Only the lines holding the string "color" are needed. Copy each one.

* BEGIN *

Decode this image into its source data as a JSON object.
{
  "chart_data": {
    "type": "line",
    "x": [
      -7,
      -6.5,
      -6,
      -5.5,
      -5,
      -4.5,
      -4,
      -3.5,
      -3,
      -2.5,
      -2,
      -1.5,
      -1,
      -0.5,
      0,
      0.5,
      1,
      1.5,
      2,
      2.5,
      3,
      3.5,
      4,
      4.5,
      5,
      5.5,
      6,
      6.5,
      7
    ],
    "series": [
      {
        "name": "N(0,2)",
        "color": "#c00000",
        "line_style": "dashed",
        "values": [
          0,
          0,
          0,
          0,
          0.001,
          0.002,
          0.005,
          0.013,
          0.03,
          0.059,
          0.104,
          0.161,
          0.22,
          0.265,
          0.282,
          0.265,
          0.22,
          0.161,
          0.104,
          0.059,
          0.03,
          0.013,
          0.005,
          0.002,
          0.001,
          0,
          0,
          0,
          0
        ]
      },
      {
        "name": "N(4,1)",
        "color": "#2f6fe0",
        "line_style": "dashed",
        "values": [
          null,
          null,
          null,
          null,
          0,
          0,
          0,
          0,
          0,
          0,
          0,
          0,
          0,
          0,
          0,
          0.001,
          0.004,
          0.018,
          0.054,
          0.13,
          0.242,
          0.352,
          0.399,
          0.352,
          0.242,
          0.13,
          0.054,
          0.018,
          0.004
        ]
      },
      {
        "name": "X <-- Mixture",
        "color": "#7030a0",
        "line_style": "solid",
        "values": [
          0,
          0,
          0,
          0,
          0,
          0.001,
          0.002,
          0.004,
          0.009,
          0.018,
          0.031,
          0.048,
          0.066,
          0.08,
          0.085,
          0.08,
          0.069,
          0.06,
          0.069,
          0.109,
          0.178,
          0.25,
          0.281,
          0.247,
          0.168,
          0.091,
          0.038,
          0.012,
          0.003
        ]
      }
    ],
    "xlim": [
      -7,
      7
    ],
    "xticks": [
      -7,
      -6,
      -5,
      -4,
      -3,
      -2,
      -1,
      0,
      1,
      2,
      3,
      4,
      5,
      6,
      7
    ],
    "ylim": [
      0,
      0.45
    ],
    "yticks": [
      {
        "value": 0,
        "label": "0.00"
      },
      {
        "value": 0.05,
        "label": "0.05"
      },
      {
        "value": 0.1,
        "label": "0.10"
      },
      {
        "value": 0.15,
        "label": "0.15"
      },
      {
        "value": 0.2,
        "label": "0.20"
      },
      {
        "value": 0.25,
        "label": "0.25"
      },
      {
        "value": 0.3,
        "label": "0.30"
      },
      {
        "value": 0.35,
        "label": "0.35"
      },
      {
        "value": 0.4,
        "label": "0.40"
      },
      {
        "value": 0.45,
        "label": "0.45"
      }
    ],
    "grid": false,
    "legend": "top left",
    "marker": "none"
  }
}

* END *

#### Response for this exercise
        "color": "#c00000",
        "color": "#2f6fe0",
        "color": "#7030a0",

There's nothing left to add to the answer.